** START **

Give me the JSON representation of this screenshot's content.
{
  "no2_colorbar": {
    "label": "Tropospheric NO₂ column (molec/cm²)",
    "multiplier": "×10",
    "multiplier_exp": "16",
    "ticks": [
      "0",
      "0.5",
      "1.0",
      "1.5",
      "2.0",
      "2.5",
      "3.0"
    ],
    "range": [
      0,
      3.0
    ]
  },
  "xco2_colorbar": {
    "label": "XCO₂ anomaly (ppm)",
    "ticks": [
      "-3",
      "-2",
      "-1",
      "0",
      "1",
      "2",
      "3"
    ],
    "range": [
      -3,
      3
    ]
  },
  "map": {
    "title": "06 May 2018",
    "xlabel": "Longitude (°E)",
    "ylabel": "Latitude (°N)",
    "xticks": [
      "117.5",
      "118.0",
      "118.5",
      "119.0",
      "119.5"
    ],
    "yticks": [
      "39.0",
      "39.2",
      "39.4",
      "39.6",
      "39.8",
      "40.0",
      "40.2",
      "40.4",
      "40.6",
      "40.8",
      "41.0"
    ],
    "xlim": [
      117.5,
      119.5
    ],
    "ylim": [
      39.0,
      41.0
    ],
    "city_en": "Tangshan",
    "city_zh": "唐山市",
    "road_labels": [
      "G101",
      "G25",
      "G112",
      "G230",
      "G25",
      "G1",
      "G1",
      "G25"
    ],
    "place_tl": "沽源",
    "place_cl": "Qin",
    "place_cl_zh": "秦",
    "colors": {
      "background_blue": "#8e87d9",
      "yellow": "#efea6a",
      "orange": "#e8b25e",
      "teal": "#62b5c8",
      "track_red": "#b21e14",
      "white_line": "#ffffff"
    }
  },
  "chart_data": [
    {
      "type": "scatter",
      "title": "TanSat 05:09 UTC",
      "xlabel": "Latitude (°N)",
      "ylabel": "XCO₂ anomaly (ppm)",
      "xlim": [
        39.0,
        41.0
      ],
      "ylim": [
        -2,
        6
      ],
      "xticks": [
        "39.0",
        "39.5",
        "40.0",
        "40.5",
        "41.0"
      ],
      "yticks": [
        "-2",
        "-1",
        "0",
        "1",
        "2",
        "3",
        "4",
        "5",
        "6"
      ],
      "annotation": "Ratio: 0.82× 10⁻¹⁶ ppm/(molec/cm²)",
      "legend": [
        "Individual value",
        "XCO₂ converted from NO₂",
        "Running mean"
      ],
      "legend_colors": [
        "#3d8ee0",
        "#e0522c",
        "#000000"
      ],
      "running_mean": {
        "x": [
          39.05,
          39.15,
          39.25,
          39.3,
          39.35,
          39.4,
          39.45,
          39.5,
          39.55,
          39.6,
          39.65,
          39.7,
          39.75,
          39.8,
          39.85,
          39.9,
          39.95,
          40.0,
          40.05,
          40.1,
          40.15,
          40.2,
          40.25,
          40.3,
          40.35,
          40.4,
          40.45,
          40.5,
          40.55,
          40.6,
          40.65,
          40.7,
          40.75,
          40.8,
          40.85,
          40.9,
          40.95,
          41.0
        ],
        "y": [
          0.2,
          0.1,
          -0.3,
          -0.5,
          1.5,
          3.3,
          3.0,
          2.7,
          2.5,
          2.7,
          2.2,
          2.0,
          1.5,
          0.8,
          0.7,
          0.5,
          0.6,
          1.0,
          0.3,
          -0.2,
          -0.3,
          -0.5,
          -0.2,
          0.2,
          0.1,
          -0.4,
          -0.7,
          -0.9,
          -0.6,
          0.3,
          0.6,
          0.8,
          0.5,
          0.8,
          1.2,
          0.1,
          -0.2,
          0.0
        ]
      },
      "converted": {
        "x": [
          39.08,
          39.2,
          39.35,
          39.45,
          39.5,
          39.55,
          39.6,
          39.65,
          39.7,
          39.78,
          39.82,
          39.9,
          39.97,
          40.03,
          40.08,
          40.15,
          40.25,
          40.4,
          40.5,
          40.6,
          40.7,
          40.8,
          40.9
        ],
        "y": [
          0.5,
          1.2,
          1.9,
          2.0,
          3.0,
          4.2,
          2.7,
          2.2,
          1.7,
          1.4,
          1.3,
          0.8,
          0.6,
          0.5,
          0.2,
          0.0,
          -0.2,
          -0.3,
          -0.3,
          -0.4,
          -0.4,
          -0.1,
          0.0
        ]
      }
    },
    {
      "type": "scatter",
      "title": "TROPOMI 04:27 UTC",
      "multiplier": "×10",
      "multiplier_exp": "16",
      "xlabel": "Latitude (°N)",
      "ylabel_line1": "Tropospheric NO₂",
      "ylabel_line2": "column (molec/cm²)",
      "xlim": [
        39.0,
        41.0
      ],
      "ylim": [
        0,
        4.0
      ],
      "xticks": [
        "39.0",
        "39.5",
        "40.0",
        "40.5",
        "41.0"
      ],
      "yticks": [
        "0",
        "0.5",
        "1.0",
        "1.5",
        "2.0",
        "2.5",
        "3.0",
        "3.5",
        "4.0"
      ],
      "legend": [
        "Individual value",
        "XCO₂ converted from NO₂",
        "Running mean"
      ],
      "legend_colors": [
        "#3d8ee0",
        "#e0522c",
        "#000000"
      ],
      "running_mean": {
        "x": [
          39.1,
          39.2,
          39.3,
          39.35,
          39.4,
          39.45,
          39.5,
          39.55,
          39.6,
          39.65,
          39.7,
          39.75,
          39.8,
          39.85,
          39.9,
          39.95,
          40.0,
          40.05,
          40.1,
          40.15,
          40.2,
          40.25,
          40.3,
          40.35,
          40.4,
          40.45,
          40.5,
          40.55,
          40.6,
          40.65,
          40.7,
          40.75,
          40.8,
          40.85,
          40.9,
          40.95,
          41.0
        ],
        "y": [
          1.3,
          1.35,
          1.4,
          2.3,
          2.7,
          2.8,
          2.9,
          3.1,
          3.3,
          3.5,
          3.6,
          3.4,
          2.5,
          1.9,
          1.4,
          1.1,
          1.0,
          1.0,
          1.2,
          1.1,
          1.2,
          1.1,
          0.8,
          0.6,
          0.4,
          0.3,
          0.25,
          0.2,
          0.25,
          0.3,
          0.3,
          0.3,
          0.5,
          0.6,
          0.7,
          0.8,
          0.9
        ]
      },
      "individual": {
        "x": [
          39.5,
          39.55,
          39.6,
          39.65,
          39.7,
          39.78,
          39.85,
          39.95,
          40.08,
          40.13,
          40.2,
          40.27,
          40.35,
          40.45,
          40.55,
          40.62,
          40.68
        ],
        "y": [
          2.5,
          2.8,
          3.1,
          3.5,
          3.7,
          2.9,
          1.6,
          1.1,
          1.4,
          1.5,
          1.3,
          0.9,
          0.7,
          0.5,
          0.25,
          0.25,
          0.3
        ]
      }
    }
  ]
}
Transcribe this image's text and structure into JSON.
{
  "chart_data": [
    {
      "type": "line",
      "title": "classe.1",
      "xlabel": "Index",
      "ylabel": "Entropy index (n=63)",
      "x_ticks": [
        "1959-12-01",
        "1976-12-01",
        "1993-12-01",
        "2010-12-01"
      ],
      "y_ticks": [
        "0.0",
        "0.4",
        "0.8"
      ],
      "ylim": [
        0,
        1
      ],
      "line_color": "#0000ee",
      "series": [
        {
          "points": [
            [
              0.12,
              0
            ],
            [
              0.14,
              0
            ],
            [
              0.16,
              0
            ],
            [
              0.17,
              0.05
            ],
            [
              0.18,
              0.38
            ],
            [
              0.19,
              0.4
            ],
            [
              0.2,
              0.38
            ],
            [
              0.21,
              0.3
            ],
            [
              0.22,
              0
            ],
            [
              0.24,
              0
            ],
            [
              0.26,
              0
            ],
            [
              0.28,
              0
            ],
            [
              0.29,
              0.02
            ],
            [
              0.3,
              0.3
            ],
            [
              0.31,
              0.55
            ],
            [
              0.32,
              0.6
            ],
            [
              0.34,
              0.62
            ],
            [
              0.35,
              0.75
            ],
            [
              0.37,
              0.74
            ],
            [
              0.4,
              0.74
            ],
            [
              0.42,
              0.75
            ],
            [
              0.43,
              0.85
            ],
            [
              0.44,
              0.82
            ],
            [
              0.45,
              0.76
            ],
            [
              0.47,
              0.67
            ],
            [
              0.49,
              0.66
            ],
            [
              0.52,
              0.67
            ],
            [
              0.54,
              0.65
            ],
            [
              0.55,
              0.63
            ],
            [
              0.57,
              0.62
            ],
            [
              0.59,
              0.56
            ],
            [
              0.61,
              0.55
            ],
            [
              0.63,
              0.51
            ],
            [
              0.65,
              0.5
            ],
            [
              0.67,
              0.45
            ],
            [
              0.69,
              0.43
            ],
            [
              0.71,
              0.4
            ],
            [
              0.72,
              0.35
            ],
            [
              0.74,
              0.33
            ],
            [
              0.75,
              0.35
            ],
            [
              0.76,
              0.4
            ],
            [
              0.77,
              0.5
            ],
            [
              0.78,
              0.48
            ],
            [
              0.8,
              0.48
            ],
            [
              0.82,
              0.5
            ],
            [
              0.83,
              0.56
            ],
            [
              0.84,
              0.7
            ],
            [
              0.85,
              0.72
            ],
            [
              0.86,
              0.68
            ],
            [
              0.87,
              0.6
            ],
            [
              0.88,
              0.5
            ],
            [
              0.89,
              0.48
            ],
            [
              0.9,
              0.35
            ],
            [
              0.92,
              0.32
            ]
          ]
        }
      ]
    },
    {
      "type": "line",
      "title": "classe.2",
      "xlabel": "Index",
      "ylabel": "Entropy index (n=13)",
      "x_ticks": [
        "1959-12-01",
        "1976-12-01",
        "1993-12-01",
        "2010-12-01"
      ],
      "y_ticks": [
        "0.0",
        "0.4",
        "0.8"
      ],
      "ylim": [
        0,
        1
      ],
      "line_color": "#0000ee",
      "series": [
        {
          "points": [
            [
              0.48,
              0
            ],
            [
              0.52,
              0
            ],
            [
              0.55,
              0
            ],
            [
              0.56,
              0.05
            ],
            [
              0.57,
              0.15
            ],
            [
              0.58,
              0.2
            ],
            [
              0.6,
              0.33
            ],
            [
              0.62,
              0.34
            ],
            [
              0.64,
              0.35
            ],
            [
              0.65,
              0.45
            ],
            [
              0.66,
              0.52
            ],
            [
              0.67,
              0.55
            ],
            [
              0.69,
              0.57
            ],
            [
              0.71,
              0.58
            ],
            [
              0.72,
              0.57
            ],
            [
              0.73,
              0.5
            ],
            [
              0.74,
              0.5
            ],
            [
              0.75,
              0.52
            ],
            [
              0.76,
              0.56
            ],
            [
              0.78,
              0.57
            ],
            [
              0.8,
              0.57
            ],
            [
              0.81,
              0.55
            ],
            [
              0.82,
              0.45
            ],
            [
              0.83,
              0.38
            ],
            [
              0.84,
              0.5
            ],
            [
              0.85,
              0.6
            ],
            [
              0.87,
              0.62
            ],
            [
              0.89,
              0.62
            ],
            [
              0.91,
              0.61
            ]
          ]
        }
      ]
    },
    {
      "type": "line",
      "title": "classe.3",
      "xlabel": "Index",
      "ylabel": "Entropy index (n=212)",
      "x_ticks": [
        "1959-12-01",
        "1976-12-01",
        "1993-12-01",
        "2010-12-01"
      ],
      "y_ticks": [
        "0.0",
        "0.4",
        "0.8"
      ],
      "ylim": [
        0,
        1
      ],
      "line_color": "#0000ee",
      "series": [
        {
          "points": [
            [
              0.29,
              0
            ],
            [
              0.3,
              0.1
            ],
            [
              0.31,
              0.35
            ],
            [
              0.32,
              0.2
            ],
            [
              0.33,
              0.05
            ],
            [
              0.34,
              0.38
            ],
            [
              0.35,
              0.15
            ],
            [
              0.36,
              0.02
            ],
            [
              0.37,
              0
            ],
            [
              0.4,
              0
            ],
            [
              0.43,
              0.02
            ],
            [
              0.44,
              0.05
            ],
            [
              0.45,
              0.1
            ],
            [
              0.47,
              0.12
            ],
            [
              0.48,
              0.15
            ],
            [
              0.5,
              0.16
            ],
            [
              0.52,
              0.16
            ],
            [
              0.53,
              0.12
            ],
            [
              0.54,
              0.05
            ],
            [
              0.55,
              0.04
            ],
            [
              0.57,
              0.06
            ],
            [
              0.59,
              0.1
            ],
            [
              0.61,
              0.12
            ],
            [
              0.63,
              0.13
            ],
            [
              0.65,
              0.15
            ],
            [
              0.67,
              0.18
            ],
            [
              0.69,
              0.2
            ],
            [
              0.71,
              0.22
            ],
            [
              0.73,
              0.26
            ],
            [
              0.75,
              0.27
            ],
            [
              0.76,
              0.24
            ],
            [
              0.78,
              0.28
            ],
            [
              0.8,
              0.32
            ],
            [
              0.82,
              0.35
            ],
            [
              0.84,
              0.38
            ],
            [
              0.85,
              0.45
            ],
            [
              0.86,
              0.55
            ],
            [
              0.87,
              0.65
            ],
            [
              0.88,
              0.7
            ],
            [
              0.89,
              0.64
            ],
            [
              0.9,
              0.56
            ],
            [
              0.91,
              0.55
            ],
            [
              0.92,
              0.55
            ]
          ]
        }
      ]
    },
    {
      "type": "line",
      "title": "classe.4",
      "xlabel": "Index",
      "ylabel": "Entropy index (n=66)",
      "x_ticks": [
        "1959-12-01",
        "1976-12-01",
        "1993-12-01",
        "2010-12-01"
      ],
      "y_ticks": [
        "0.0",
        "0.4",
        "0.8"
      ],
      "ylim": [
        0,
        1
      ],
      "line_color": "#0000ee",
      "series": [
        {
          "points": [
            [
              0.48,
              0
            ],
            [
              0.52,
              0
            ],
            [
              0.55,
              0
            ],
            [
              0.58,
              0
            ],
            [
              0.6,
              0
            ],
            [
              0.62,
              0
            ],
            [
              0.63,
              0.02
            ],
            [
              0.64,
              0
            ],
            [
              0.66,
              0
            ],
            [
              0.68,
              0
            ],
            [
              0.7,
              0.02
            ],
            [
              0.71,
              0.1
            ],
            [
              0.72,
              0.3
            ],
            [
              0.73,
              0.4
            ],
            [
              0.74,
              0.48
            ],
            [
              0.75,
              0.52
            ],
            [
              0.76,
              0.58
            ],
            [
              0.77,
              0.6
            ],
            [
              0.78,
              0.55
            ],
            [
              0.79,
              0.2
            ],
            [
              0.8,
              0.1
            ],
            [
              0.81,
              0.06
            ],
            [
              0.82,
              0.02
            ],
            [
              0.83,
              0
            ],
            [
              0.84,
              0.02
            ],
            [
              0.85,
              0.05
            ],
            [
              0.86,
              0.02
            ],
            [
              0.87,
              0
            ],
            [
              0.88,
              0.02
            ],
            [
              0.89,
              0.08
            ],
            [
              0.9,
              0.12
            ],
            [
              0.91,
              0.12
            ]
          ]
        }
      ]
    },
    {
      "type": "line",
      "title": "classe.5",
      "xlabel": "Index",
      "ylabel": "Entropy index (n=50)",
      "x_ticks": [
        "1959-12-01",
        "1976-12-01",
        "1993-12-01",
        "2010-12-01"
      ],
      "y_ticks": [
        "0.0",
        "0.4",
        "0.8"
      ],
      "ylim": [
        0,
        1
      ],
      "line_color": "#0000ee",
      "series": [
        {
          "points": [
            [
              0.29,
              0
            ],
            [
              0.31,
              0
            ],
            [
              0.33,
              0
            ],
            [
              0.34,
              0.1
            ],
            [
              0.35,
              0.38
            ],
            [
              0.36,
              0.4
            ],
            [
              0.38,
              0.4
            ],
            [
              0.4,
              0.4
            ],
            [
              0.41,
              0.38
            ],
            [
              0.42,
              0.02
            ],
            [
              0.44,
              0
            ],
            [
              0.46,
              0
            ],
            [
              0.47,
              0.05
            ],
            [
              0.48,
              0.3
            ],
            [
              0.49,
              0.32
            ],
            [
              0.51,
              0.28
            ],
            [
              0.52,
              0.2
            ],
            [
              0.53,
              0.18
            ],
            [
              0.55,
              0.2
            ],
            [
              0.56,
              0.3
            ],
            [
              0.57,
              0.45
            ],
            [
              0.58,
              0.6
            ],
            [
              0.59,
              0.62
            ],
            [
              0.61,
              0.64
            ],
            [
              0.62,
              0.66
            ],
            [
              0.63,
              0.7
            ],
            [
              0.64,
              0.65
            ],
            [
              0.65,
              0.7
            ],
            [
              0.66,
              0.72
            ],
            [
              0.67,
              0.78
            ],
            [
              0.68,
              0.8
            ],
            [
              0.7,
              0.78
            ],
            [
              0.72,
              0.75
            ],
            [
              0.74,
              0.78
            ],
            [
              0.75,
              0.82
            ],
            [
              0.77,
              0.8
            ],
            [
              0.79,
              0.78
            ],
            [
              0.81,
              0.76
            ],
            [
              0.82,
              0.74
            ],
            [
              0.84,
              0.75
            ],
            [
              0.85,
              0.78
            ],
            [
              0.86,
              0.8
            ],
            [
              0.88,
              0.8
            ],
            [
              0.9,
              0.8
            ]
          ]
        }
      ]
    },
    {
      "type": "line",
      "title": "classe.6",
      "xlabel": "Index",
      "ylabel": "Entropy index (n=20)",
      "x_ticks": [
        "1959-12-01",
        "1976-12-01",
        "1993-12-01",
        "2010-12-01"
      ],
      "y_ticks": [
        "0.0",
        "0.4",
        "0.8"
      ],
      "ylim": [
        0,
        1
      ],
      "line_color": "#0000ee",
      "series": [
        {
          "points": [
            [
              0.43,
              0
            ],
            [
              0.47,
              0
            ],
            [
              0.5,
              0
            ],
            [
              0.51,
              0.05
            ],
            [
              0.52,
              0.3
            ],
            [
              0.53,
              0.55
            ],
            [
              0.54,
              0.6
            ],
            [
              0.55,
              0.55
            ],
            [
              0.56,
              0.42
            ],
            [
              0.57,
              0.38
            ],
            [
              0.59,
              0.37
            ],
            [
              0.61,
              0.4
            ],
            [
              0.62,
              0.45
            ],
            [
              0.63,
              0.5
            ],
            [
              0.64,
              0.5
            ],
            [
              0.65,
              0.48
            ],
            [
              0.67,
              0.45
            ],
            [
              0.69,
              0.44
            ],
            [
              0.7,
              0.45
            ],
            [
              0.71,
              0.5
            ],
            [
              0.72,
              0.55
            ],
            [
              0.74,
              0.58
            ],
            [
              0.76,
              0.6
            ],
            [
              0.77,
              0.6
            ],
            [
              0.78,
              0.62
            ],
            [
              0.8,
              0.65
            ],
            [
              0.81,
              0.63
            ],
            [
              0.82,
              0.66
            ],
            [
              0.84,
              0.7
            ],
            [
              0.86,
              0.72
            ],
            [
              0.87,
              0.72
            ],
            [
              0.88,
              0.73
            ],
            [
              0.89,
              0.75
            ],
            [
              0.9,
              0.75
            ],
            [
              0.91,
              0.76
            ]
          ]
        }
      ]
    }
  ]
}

** END **

Copy out each line of the data where the string "anomaly" appears.

    "label": "XCO₂ anomaly (ppm)",
      "ylabel": "XCO₂ anomaly (ppm)",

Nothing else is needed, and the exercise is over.